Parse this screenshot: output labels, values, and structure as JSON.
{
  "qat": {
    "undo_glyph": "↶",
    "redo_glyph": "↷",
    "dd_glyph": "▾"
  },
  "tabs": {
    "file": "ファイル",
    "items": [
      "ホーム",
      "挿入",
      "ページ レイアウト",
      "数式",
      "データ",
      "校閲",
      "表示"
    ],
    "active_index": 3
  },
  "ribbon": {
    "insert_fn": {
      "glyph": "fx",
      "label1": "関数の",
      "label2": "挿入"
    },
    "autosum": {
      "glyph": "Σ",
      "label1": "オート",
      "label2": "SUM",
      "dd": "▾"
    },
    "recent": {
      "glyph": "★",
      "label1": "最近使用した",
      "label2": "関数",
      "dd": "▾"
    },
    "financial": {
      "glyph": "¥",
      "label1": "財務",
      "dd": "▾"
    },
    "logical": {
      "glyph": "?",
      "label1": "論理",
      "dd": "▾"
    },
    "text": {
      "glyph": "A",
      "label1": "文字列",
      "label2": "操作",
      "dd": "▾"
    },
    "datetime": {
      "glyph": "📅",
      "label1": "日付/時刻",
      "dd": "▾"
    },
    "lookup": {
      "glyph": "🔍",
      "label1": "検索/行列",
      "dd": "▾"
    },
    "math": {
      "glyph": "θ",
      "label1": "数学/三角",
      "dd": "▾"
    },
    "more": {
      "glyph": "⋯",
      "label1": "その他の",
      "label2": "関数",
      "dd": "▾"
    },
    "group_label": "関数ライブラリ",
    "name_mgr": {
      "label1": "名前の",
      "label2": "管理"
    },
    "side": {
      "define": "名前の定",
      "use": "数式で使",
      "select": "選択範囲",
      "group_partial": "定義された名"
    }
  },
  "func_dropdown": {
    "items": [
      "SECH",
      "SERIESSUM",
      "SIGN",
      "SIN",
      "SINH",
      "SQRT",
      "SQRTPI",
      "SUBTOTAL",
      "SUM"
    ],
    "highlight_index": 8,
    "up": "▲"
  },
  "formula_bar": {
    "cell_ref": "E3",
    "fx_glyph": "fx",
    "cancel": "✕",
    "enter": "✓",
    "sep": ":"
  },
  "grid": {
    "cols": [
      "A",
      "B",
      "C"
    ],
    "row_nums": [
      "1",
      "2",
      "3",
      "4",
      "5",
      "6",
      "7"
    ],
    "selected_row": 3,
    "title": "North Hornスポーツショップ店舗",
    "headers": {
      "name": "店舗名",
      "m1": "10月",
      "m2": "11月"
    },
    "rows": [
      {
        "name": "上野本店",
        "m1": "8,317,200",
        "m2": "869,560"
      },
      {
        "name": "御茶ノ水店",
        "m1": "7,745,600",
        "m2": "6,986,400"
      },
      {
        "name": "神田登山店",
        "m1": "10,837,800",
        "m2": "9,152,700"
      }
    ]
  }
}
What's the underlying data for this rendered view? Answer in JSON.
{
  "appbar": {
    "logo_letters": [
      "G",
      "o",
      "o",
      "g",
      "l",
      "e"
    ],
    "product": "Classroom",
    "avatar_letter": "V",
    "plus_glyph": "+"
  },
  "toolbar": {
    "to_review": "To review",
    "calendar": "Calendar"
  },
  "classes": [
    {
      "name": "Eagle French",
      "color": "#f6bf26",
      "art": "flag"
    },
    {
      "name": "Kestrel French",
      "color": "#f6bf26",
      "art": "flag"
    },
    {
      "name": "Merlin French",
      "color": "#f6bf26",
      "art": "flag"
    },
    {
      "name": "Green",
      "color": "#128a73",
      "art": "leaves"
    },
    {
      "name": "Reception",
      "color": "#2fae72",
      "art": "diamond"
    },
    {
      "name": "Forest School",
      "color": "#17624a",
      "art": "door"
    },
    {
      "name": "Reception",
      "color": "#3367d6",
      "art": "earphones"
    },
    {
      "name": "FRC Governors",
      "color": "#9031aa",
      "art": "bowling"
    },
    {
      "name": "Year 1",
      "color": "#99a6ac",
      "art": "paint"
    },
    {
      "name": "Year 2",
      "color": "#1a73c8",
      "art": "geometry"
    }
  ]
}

- _Work to be completed_
Find all lines with "color" in them and copy each one.

- _Task solution_
      "color": "#f6bf26",
      "color": "#f6bf26",
      "color": "#f6bf26",
      "color": "#128a73",
      "color": "#2fae72",
      "color": "#17624a",
      "color": "#3367d6",
      "color": "#9031aa",
      "color": "#99a6ac",
      "color": "#1a73c8",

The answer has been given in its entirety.